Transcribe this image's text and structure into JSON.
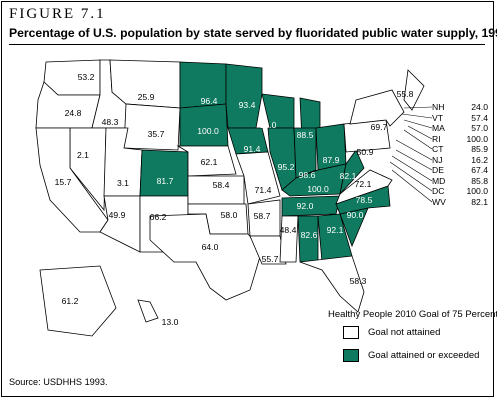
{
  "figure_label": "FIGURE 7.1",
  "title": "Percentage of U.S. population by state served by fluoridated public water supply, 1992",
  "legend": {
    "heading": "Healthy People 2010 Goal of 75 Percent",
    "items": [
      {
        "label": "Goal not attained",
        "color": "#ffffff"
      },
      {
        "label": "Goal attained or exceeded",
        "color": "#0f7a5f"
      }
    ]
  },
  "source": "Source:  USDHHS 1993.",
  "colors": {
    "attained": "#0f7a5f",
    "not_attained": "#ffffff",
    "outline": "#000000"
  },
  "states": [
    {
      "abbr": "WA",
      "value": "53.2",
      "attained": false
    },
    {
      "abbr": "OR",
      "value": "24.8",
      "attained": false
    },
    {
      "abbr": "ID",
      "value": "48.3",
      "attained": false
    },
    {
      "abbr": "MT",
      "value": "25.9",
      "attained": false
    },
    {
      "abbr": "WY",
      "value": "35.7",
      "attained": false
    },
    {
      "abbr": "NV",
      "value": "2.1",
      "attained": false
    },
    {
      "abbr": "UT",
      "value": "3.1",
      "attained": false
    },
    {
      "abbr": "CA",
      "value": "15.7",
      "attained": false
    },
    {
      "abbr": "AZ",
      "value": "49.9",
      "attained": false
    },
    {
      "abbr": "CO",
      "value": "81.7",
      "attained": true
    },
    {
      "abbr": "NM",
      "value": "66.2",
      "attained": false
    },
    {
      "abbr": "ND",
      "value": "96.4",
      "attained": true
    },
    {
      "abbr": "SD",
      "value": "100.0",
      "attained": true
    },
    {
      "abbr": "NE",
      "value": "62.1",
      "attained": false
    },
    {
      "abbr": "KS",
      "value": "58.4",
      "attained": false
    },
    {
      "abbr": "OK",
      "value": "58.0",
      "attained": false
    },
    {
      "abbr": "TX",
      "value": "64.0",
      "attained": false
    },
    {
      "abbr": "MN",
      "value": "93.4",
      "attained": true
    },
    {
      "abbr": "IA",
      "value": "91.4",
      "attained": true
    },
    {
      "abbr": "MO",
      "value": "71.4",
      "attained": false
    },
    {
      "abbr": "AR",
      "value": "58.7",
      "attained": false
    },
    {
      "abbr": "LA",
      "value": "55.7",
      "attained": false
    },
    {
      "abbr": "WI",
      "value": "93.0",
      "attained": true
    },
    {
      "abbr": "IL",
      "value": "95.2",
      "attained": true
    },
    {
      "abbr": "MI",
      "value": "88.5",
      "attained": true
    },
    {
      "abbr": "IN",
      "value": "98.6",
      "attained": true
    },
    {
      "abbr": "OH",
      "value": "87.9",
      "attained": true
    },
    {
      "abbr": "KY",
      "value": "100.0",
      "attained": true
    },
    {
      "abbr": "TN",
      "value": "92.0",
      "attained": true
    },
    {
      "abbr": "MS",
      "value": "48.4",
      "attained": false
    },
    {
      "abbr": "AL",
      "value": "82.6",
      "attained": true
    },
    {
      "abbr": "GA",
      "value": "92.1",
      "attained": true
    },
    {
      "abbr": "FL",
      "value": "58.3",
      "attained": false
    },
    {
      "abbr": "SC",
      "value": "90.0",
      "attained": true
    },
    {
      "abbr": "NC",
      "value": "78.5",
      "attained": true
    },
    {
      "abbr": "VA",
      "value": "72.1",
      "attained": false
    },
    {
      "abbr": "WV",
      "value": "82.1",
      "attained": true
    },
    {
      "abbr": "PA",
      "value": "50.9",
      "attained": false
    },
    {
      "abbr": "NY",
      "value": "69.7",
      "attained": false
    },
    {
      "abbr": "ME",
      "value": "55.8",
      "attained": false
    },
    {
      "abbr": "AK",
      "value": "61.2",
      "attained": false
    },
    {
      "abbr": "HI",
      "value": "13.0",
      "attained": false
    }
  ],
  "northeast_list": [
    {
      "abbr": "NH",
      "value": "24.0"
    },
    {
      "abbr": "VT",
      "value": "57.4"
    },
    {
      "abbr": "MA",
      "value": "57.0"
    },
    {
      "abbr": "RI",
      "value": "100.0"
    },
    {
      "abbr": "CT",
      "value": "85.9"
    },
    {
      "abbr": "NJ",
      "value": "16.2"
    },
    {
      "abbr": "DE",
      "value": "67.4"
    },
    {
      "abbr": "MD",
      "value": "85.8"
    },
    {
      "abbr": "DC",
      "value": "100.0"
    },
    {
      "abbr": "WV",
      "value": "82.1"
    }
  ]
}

******************************

- **What you should do**: Go through the listing above and list every line that has the word "Goal".

- **Task response**:
    "heading": "Healthy People 2010 Goal of 75 Percent",
        "label": "Goal not attained",
        "label": "Goal attained or exceeded",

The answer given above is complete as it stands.